--- begin ---
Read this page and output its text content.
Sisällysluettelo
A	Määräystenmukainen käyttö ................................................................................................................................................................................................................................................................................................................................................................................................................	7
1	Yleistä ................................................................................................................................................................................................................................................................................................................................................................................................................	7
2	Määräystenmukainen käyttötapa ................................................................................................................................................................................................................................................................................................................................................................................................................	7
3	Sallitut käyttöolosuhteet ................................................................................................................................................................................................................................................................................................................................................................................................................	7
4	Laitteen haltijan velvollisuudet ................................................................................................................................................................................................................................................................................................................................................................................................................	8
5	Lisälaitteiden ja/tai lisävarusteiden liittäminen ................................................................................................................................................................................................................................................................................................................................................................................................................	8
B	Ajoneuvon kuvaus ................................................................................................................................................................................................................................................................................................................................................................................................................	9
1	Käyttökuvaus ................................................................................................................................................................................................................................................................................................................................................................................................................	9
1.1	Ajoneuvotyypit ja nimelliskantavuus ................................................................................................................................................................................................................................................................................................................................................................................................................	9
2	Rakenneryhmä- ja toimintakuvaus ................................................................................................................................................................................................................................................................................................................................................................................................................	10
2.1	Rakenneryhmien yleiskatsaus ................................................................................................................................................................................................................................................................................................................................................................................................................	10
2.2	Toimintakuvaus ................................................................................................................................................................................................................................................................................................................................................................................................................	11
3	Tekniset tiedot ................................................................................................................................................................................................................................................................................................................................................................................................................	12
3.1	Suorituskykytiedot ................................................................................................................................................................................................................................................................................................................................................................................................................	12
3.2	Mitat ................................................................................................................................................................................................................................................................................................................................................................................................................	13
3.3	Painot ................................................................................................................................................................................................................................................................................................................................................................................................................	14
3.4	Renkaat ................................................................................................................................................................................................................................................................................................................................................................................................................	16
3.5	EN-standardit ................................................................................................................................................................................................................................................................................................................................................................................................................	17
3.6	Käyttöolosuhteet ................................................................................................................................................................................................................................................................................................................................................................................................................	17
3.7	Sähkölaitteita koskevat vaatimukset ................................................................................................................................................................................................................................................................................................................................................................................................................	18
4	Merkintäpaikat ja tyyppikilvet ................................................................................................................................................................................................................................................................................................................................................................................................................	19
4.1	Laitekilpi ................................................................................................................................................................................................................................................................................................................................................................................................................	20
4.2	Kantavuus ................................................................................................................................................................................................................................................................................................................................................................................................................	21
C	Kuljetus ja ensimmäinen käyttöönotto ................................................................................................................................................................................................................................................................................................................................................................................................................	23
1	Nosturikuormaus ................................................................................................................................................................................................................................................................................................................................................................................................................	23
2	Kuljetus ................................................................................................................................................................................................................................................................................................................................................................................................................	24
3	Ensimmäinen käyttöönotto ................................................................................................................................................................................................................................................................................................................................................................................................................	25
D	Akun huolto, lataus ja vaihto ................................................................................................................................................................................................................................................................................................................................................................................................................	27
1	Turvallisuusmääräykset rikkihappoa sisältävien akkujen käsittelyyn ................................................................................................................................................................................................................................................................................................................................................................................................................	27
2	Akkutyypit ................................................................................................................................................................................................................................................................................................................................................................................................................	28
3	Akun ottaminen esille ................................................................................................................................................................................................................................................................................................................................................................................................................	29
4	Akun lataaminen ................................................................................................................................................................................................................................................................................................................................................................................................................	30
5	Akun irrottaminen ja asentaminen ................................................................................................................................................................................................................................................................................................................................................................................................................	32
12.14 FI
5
--- end ---
--- begin ---
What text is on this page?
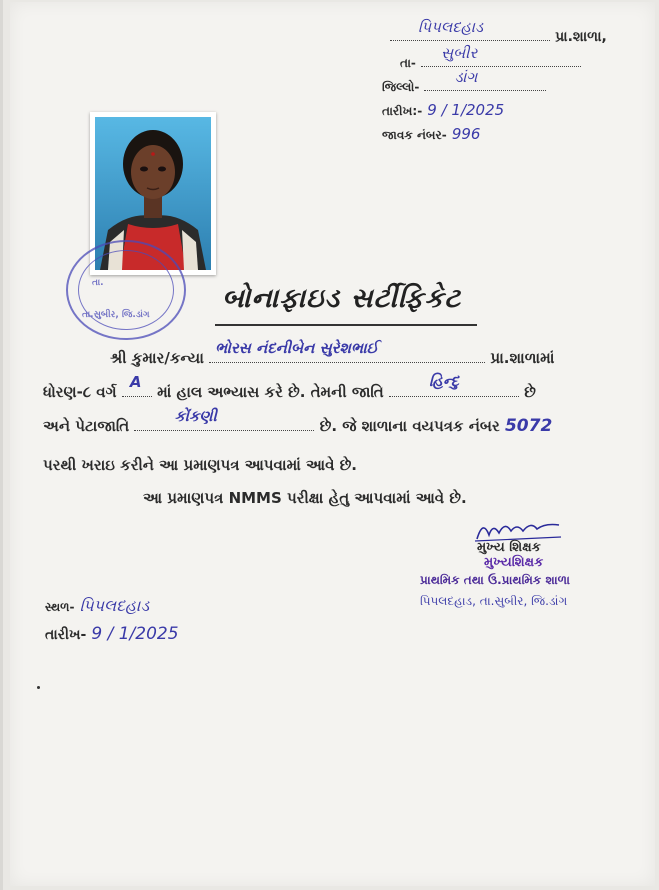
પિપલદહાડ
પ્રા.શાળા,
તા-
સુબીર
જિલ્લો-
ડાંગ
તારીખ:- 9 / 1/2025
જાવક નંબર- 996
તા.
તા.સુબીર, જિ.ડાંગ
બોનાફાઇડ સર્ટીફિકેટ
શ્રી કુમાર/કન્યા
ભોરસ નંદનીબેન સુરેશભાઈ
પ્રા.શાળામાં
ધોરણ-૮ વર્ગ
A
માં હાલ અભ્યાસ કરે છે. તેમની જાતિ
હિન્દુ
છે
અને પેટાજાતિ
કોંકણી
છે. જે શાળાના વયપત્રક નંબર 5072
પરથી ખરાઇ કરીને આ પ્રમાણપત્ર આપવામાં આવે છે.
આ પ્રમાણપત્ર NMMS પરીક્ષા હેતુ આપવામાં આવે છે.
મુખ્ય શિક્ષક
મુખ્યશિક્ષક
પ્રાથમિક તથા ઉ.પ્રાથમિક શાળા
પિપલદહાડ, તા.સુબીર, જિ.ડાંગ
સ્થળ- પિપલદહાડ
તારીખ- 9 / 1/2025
--- end ---
--- begin ---
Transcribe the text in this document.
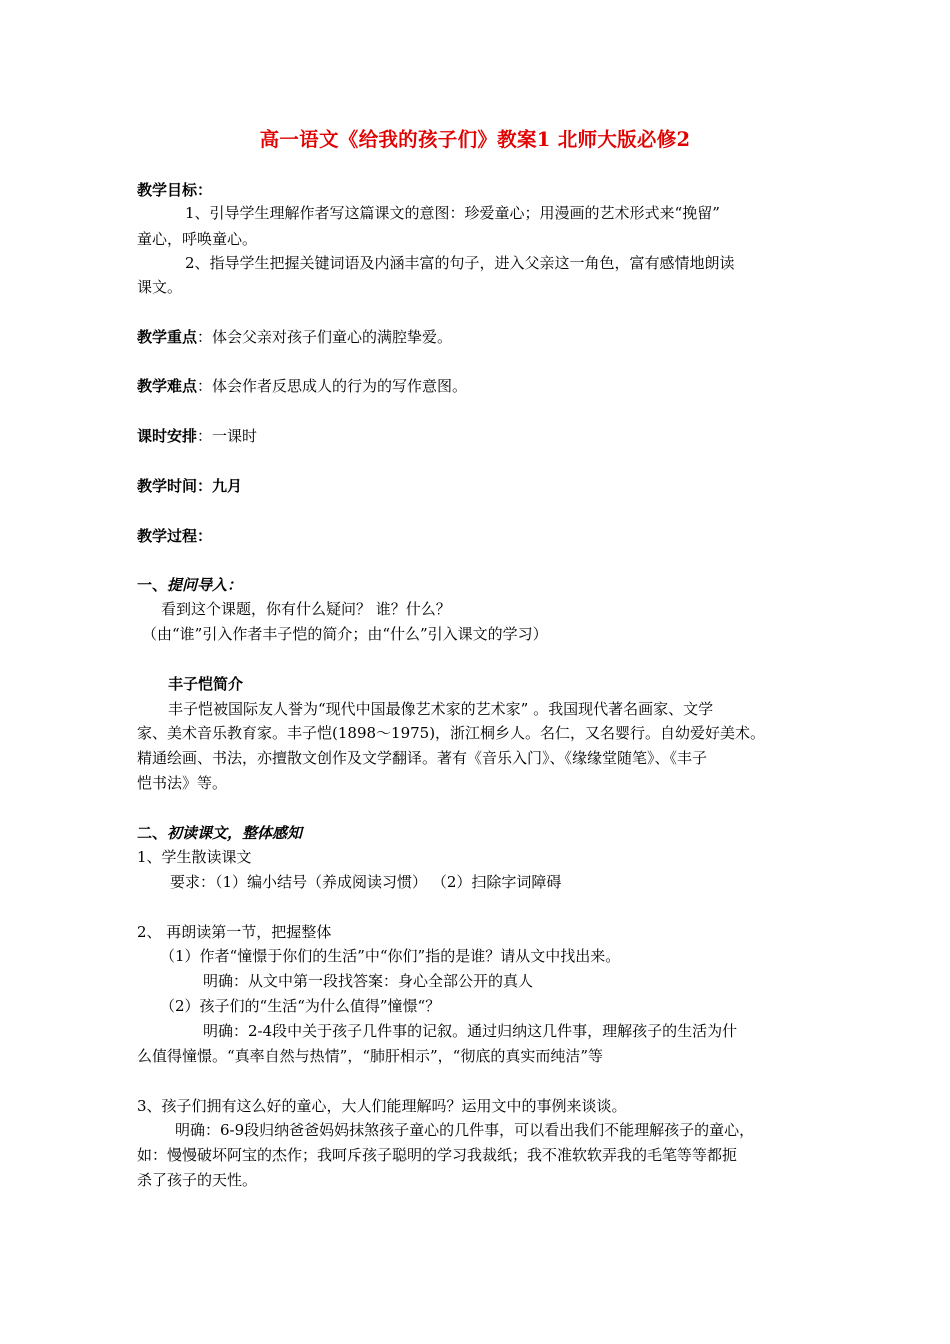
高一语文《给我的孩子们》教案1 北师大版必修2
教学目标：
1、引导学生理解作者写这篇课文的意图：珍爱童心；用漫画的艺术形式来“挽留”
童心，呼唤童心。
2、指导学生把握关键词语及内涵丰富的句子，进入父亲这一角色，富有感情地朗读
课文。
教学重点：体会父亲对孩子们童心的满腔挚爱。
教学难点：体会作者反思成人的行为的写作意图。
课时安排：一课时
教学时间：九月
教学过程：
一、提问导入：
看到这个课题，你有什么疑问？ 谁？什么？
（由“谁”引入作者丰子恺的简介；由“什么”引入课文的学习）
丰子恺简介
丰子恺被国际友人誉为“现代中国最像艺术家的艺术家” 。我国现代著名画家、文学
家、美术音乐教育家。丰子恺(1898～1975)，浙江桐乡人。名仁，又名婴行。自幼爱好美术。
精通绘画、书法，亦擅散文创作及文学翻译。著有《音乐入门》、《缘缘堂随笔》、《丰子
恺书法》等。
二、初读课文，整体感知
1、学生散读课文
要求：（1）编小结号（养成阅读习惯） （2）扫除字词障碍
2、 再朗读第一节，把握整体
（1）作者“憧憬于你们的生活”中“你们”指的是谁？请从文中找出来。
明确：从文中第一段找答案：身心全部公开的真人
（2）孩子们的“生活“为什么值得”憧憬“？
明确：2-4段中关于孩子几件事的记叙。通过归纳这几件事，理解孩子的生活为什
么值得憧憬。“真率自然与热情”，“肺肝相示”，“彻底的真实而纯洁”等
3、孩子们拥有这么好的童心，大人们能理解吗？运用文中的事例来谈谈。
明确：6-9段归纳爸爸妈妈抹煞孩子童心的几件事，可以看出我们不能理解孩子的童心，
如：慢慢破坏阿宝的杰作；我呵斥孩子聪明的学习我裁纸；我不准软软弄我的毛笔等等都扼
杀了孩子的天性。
--- end ---
_EXERCISE DIRECTIONS_
Search the listing for the string "käyttöönotto". Copy each line where it turns up.

_OUTPUT OF THE TASK_
C	Kuljetus ja ensimmäinen käyttöönotto ................................................................................................................................................................................................................................................................................................................................................................................................................	23
3	Ensimmäinen käyttöönotto ................................................................................................................................................................................................................................................................................................................................................................................................................	25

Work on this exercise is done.